_Problem description_
Do any lines in the data below contain "this"? If so, copy every one of them.

Stored records

------------------------------------------------------------

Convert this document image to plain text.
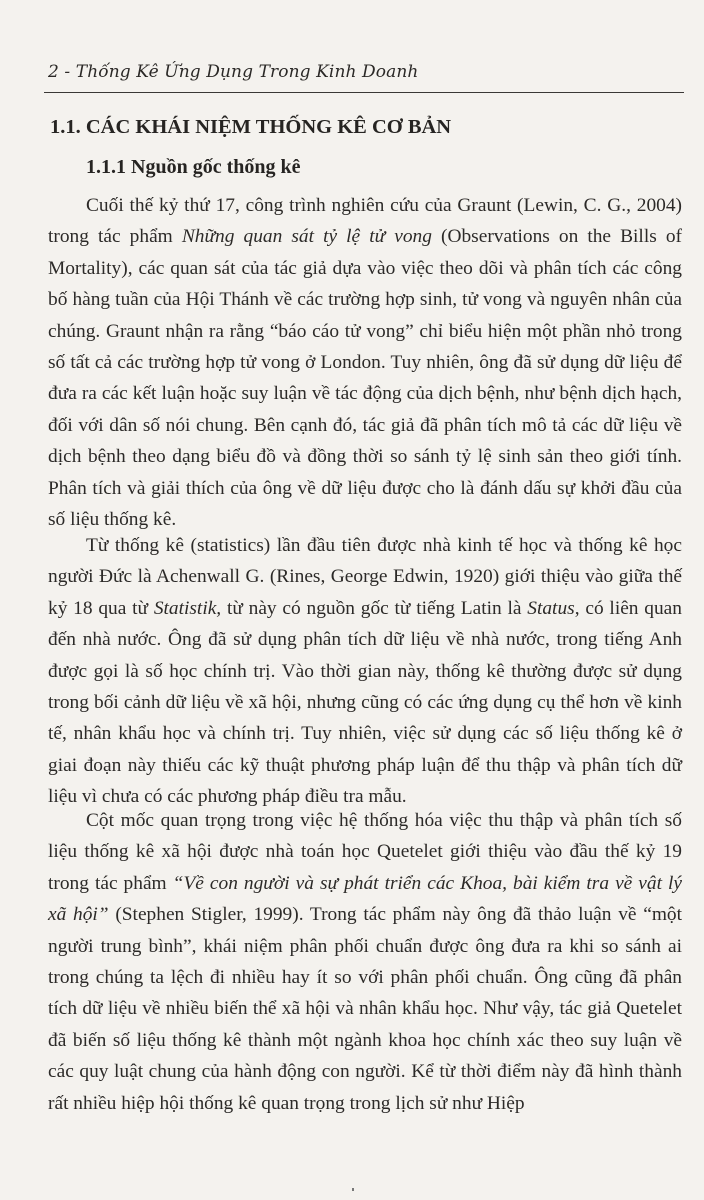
2 - Thống Kê Ứng Dụng Trong Kinh Doanh
1.1. CÁC KHÁI NIỆM THỐNG KÊ CƠ BẢN
1.1.1 Nguồn gốc thống kê

Cuối thế kỷ thứ 17, công trình nghiên cứu của Graunt (Lewin, C. G., 2004) trong tác phẩm Những quan sát tỷ lệ tử vong (Observations on the Bills of Mortality), các quan sát của tác giả dựa vào việc theo dõi và phân tích các công bố hàng tuần của Hội Thánh về các trường hợp sinh, tử vong và nguyên nhân của chúng. Graunt nhận ra rằng “báo cáo tử vong” chỉ biểu hiện một phần nhỏ trong số tất cả các trường hợp tử vong ở London. Tuy nhiên, ông đã sử dụng dữ liệu để đưa ra các kết luận hoặc suy luận về tác động của dịch bệnh, như bệnh dịch hạch, đối với dân số nói chung. Bên cạnh đó, tác giả đã phân tích mô tả các dữ liệu về dịch bệnh theo dạng biểu đồ và đồng thời so sánh tỷ lệ sinh sản theo giới tính. Phân tích và giải thích của ông về dữ liệu được cho là đánh dấu sự khởi đầu của số liệu thống kê.

Từ thống kê (statistics) lần đầu tiên được nhà kinh tế học và thống kê học người Đức là Achenwall G. (Rines, George Edwin, 1920) giới thiệu vào giữa thế kỷ 18 qua từ Statistik, từ này có nguồn gốc từ tiếng Latin là Status, có liên quan đến nhà nước. Ông đã sử dụng phân tích dữ liệu về nhà nước, trong tiếng Anh được gọi là số học chính trị. Vào thời gian này, thống kê thường được sử dụng trong bối cảnh dữ liệu về xã hội, nhưng cũng có các ứng dụng cụ thể hơn về kinh tế, nhân khẩu học và chính trị. Tuy nhiên, việc sử dụng các số liệu thống kê ở giai đoạn này thiếu các kỹ thuật phương pháp luận để thu thập và phân tích dữ liệu vì chưa có các phương pháp điều tra mẫu.

Cột mốc quan trọng trong việc hệ thống hóa việc thu thập và phân tích số liệu thống kê xã hội được nhà toán học Quetelet giới thiệu vào đầu thế kỷ 19 trong tác phẩm “Về con người và sự phát triển các Khoa, bài kiểm tra về vật lý xã hội” (Stephen Stigler, 1999). Trong tác phẩm này ông đã thảo luận về “một người trung bình”, khái niệm phân phối chuẩn được ông đưa ra khi so sánh ai trong chúng ta lệch đi nhiều hay ít so với phân phối chuẩn. Ông cũng đã phân tích dữ liệu về nhiều biến thể xã hội và nhân khẩu học. Như vậy, tác giả Quetelet đã biến số liệu thống kê thành một ngành khoa học chính xác theo suy luận về các quy luật chung của hành động con người. Kể từ thời điểm này đã hình thành rất nhiều hiệp hội thống kê quan trọng trong lịch sử như Hiệp
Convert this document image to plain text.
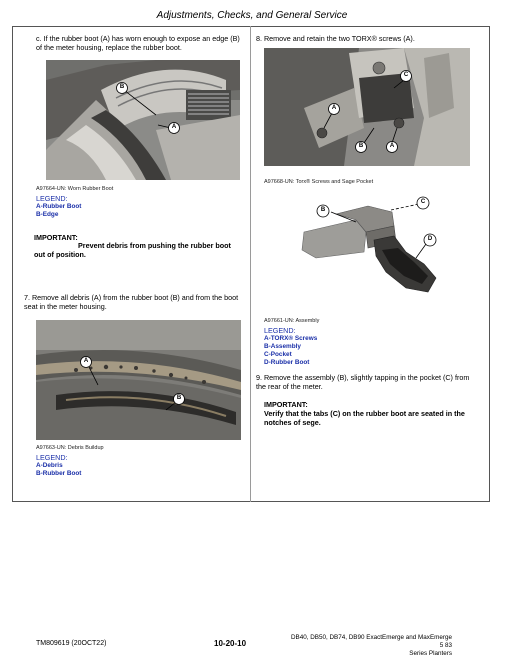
Adjustments, Checks, and General Service
c. If the rubber boot (A) has worn enough to expose an edge (B) of the meter housing, replace the rubber boot.
B
A
A97664-UN: Worn Rubber Boot
LEGEND:
A-Rubber Boot
B-Edge
IMPORTANT:
Prevent debris from pushing the rubber boot out of position.
7. Remove all debris (A) from the rubber boot (B) and from the boot seat in the meter housing.
A
B
A97663-UN: Debris Buildup
LEGEND:
A-Debris
B-Rubber Boot
8. Remove and retain the two TORX® screws (A).
C
A
B	A
A97668-UN: Torx® Screws and Sage Pocket
B
C
D
A97661-UN: Assembly
LEGEND:
A-TORX® Screws
B-Assembly
C-Pocket
D-Rubber Boot
9. Remove the assembly (B), slightly tapping in the pocket (C) from the rear of the meter.
IMPORTANT:
Verify that the tabs (C) on the rubber boot are seated in the notches of sege.
TM809619 (20OCT22)	10-20-10
DB40, DB50, DB74, DB90 ExactEmerge and MaxEmerge 5 83
Series Planters
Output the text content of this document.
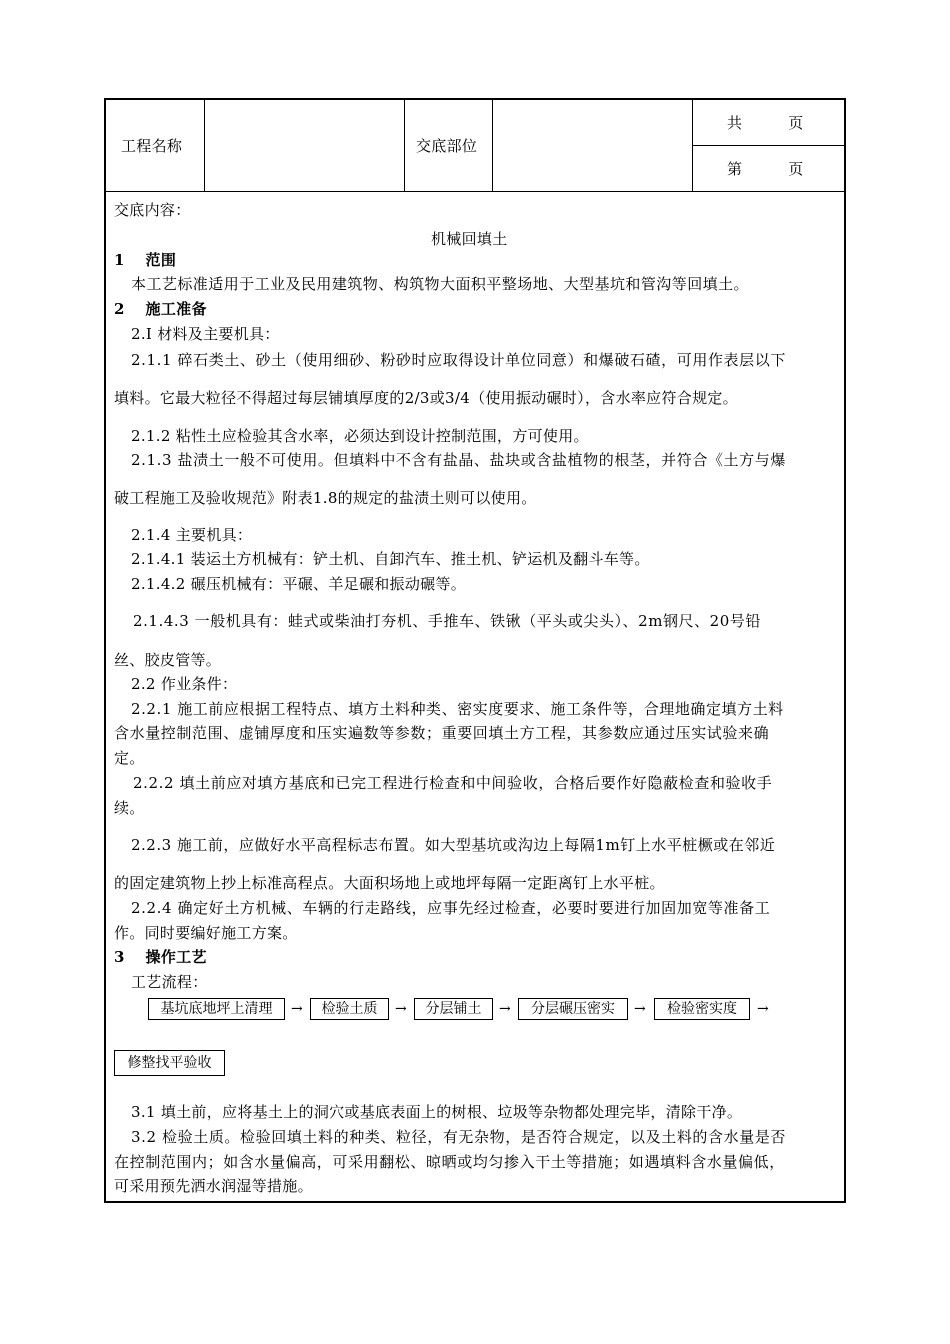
工程名称	交底部位
共　　　页
第　　　页
交底内容：
机械回填土
1　 范围
本工艺标准适用于工业及民用建筑物、构筑物大面积平整场地、大型基坑和管沟等回填土。
2　 施工准备
2.Ⅰ 材料及主要机具：
2.1.1 碎石类土、砂土（使用细砂、粉砂时应取得设计单位同意）和爆破石碴，可用作表层以下
填料。它最大粒径不得超过每层铺填厚度的2/3或3/4（使用振动碾时），含水率应符合规定。
2.1.2 粘性土应检验其含水率，必须达到设计控制范围，方可使用。
2.1.3 盐渍土一般不可使用。但填料中不含有盐晶、盐块或含盐植物的根茎，并符合《土方与爆
破工程施工及验收规范》附表1.8的规定的盐渍土则可以使用。
2.1.4 主要机具：
2.1.4.1 装运土方机械有：铲土机、自卸汽车、推土机、铲运机及翻斗车等。
2.1.4.2 碾压机械有：平碾、羊足碾和振动碾等。
2.1.4.3 一般机具有：蛙式或柴油打夯机、手推车、铁锹（平头或尖头）、2m钢尺、20号铅
丝、胶皮管等。
2.2 作业条件：
2.2.1 施工前应根据工程特点、填方土料种类、密实度要求、施工条件等，合理地确定填方土料
含水量控制范围、虚铺厚度和压实遍数等参数；重要回填土方工程，其参数应通过压实试验来确
定。
2.2.2 填土前应对填方基底和已完工程进行检查和中间验收，合格后要作好隐蔽检查和验收手
续。
2.2.3 施工前，应做好水平高程标志布置。如大型基坑或沟边上每隔1m钉上水平桩橛或在邻近
的固定建筑物上抄上标准高程点。大面积场地上或地坪每隔一定距离钉上水平桩。
2.2.4 确定好土方机械、车辆的行走路线，应事先经过检查，必要时要进行加固加宽等准备工
作。同时要编好施工方案。
3　 操作工艺
工艺流程：
基坑底地坪上清理	→	检验土质	→	分层铺土	→	分层碾压密实	→	检验密实度	→
修整找平验收
3.1 填土前，应将基土上的洞穴或基底表面上的树根、垃圾等杂物都处理完毕，清除干净。
3.2 检验土质。检验回填土料的种类、粒径，有无杂物，是否符合规定，以及土料的含水量是否
在控制范围内；如含水量偏高，可采用翻松、晾晒或均匀掺入干土等措施；如遇填料含水量偏低，
可采用预先洒水润湿等措施。
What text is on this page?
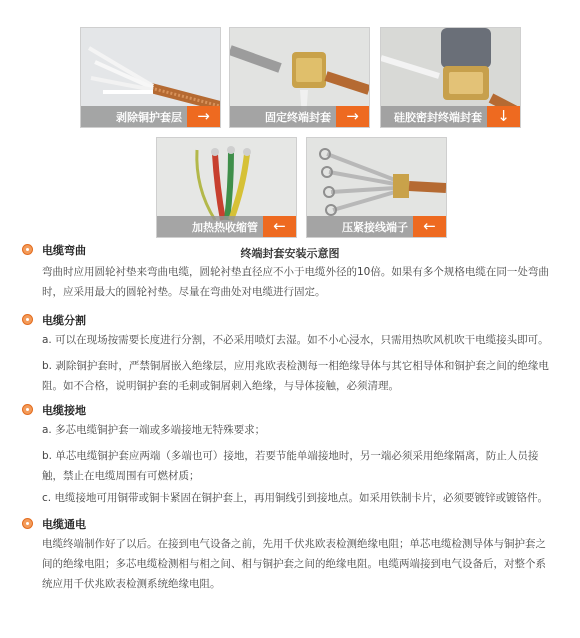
剥除铜护套层	→	固定终端封套	→	硅胶密封终端封套	↓
加热热收缩管	←	压紧接线端子	←
终端封套安装示意图
电缆弯曲
弯曲时应用圆轮衬垫来弯曲电缆，圆轮衬垫直径应不小于电缆外径的10倍。如果有多个规格电缆在同一处弯曲时，应采用最大的圆轮衬垫。尽量在弯曲处对电缆进行固定。
电缆分割
a. 可以在现场按需要长度进行分割，不必采用喷灯去湿。如不小心浸水，只需用热吹风机吹干电缆接头即可。
b. 剥除铜护套时，严禁铜屑嵌入绝缘层，应用兆欧表检测每一相绝缘导体与其它相导体和铜护套之间的绝缘电阻。如不合格，说明铜护套的毛刺或铜屑刺入绝缘，与导体接触，必须清理。
电缆接地
a. 多芯电缆铜护套一端或多端接地无特殊要求；
b. 单芯电缆铜护套应两端（多端也可）接地，若要节能单端接地时，另一端必须采用绝缘隔离，防止人员接触，禁止在电缆周围有可燃材质；
c. 电缆接地可用铜带或铜卡紧固在铜护套上，再用铜线引到接地点。如采用铁制卡片，必须要镀锌或镀铬件。
电缆通电
电缆终端制作好了以后。在接到电气设备之前，先用千伏兆欧表检测绝缘电阻；单芯电缆检测导体与铜护套之间的绝缘电阻；多芯电缆检测相与相之间、相与铜护套之间的绝缘电阻。电缆两端接到电气设备后，对整个系统应用千伏兆欧表检测系统绝缘电阻。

------------------------------------------------------------

_Output of the exercise_
Convert this document image to plain text.
Convert this document image to plain text.
Output the text content of this document.
What text is on this page?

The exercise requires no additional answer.